Rows from a dataset:
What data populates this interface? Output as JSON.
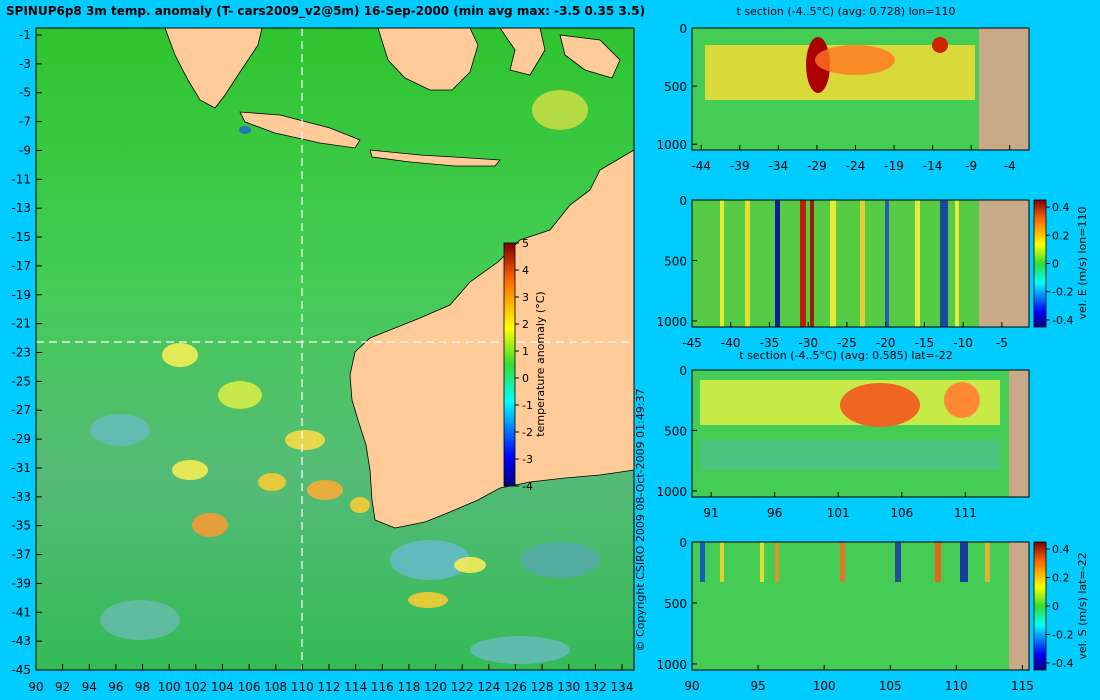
{
  "main_title": "SPINUP6p8 3m temp. anomaly (T- cars2009_v2@5m) 16-Sep-2000 (min avg max: -3.5 0.35 3.5)",
  "copyright": "© Copyright CSIRO 2009   08-Oct-2009 01:49:37",
  "map": {
    "lat_ticks": [
      "-1",
      "-3",
      "-5",
      "-7",
      "-9",
      "-11",
      "-13",
      "-15",
      "-17",
      "-19",
      "-21",
      "-23",
      "-25",
      "-27",
      "-29",
      "-31",
      "-33",
      "-35",
      "-37",
      "-39",
      "-41",
      "-43",
      "-45"
    ],
    "lon_ticks": [
      "90",
      "92",
      "94",
      "96",
      "98",
      "100",
      "102",
      "104",
      "106",
      "108",
      "110",
      "112",
      "114",
      "116",
      "118",
      "120",
      "122",
      "124",
      "126",
      "128",
      "130",
      "132",
      "134"
    ],
    "crosshair_lon": 110,
    "crosshair_lat": -22
  },
  "colorbar_main": {
    "label": "temperature anomaly (°C)",
    "ticks": [
      "5",
      "4",
      "3",
      "2",
      "1",
      "0",
      "-1",
      "-2",
      "-3",
      "-4"
    ]
  },
  "panels": {
    "t_lon": {
      "title": "t section (-4..5°C) (avg: 0.728) lon=110",
      "y_ticks": [
        "0",
        "500",
        "1000"
      ],
      "x_ticks": [
        "-44",
        "-39",
        "-34",
        "-29",
        "-24",
        "-19",
        "-14",
        "-9",
        "-4"
      ]
    },
    "vel_e": {
      "y_ticks": [
        "0",
        "500",
        "1000"
      ],
      "x_ticks": [
        "-45",
        "-40",
        "-35",
        "-30",
        "-25",
        "-20",
        "-15",
        "-10",
        "-5"
      ],
      "cbar_label": "vel. E (m/s) lon=110",
      "cbar_ticks": [
        "0.4",
        "0.2",
        "0",
        "-0.2",
        "-0.4"
      ]
    },
    "t_lat": {
      "title": "t section (-4..5°C) (avg: 0.585) lat=-22",
      "y_ticks": [
        "0",
        "500",
        "1000"
      ],
      "x_ticks": [
        "91",
        "96",
        "101",
        "106",
        "111"
      ]
    },
    "vel_s": {
      "y_ticks": [
        "0",
        "500",
        "1000"
      ],
      "x_ticks": [
        "90",
        "95",
        "100",
        "105",
        "110",
        "115"
      ],
      "cbar_label": "vel. S (m/s) lat=-22",
      "cbar_ticks": [
        "0.4",
        "0.2",
        "0",
        "-0.2",
        "-0.4"
      ]
    }
  },
  "colors": {
    "background": "#00ccff",
    "ocean_base": "#33cc33",
    "land": "#ffcc99",
    "section_land": "#c8aa88"
  }
}
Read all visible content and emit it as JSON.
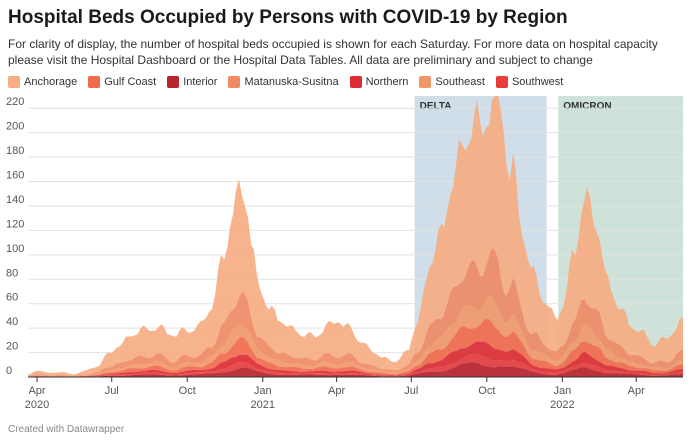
{
  "title": "Hospital Beds Occupied by Persons with COVID-19 by Region",
  "subtitle": "For clarity of display, the number of hospital beds occupied is shown for each Saturday. For more data on hospital capacity please visit the Hospital Dashboard or the Hospital Data Tables. All data are preliminary and subject to change",
  "footer": "Created with Datawrapper",
  "chart_data": {
    "type": "area",
    "stacked": true,
    "title": "Hospital Beds Occupied by Persons with COVID-19 by Region",
    "xlabel": "",
    "ylabel": "",
    "x_range": [
      "2020-03-21",
      "2022-05-28"
    ],
    "ylim": [
      0,
      230
    ],
    "y_ticks": [
      0,
      20,
      40,
      60,
      80,
      100,
      120,
      140,
      160,
      180,
      200,
      220
    ],
    "x_ticks": [
      {
        "date": "2020-04-01",
        "label": "Apr",
        "year": "2020"
      },
      {
        "date": "2020-07-01",
        "label": "Jul",
        "year": ""
      },
      {
        "date": "2020-10-01",
        "label": "Oct",
        "year": ""
      },
      {
        "date": "2021-01-01",
        "label": "Jan",
        "year": "2021"
      },
      {
        "date": "2021-04-01",
        "label": "Apr",
        "year": ""
      },
      {
        "date": "2021-07-01",
        "label": "Jul",
        "year": ""
      },
      {
        "date": "2021-10-01",
        "label": "Oct",
        "year": ""
      },
      {
        "date": "2022-01-01",
        "label": "Jan",
        "year": "2022"
      },
      {
        "date": "2022-04-01",
        "label": "Apr",
        "year": ""
      }
    ],
    "grid": true,
    "legend_position": "top-left",
    "annotations": [
      {
        "label": "DELTA",
        "start": "2021-07-05",
        "end": "2021-12-13",
        "color": "#c7d8e4"
      },
      {
        "label": "OMICRON",
        "start": "2021-12-27",
        "end": "2022-05-28",
        "color": "#c5ddd3"
      }
    ],
    "series": [
      {
        "name": "Anchorage",
        "color": "#f6ad82"
      },
      {
        "name": "Gulf Coast",
        "color": "#f16a4c"
      },
      {
        "name": "Interior",
        "color": "#b8232c"
      },
      {
        "name": "Matanuska-Susitna",
        "color": "#ef8a64"
      },
      {
        "name": "Northern",
        "color": "#dd2c33"
      },
      {
        "name": "Southeast",
        "color": "#f1986a"
      },
      {
        "name": "Southwest",
        "color": "#e63d3d"
      }
    ],
    "stack_order": [
      "Interior",
      "Southwest",
      "Northern",
      "Gulf Coast",
      "Southeast",
      "Matanuska-Susitna",
      "Anchorage"
    ],
    "totals": [
      [
        "2020-03-21",
        2
      ],
      [
        "2020-04-04",
        5
      ],
      [
        "2020-04-18",
        3
      ],
      [
        "2020-05-02",
        4
      ],
      [
        "2020-05-16",
        2
      ],
      [
        "2020-05-30",
        5
      ],
      [
        "2020-06-13",
        8
      ],
      [
        "2020-06-27",
        18
      ],
      [
        "2020-07-11",
        25
      ],
      [
        "2020-07-25",
        33
      ],
      [
        "2020-08-08",
        37
      ],
      [
        "2020-08-22",
        38
      ],
      [
        "2020-09-05",
        35
      ],
      [
        "2020-09-19",
        33
      ],
      [
        "2020-10-03",
        36
      ],
      [
        "2020-10-17",
        40
      ],
      [
        "2020-10-31",
        55
      ],
      [
        "2020-11-14",
        95
      ],
      [
        "2020-11-28",
        135
      ],
      [
        "2020-12-05",
        150
      ],
      [
        "2020-12-12",
        140
      ],
      [
        "2020-12-19",
        105
      ],
      [
        "2020-12-26",
        75
      ],
      [
        "2021-01-09",
        55
      ],
      [
        "2021-01-23",
        45
      ],
      [
        "2021-02-06",
        38
      ],
      [
        "2021-02-20",
        33
      ],
      [
        "2021-03-06",
        32
      ],
      [
        "2021-03-20",
        38
      ],
      [
        "2021-04-03",
        45
      ],
      [
        "2021-04-17",
        36
      ],
      [
        "2021-05-01",
        28
      ],
      [
        "2021-05-15",
        20
      ],
      [
        "2021-05-29",
        15
      ],
      [
        "2021-06-12",
        12
      ],
      [
        "2021-06-26",
        20
      ],
      [
        "2021-07-10",
        45
      ],
      [
        "2021-07-24",
        90
      ],
      [
        "2021-08-07",
        115
      ],
      [
        "2021-08-21",
        155
      ],
      [
        "2021-09-04",
        185
      ],
      [
        "2021-09-18",
        200
      ],
      [
        "2021-09-25",
        195
      ],
      [
        "2021-10-02",
        205
      ],
      [
        "2021-10-09",
        210
      ],
      [
        "2021-10-16",
        225
      ],
      [
        "2021-10-30",
        160
      ],
      [
        "2021-11-13",
        115
      ],
      [
        "2021-11-27",
        80
      ],
      [
        "2021-12-11",
        60
      ],
      [
        "2021-12-25",
        45
      ],
      [
        "2022-01-01",
        55
      ],
      [
        "2022-01-15",
        95
      ],
      [
        "2022-01-29",
        145
      ],
      [
        "2022-02-12",
        120
      ],
      [
        "2022-02-26",
        75
      ],
      [
        "2022-03-12",
        55
      ],
      [
        "2022-03-26",
        40
      ],
      [
        "2022-04-09",
        35
      ],
      [
        "2022-04-23",
        25
      ],
      [
        "2022-05-07",
        30
      ],
      [
        "2022-05-21",
        38
      ],
      [
        "2022-05-28",
        40
      ]
    ],
    "region_shares": {
      "Anchorage": 0.55,
      "Matanuska-Susitna": 0.16,
      "Southeast": 0.08,
      "Gulf Coast": 0.08,
      "Northern": 0.05,
      "Southwest": 0.03,
      "Interior": 0.05
    }
  }
}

WHAT TO DO: Pull out each line of the records holding the string "Interior".

THE RESPONSE:
        "name": "Interior",
      "Interior",
      "Interior": 0.05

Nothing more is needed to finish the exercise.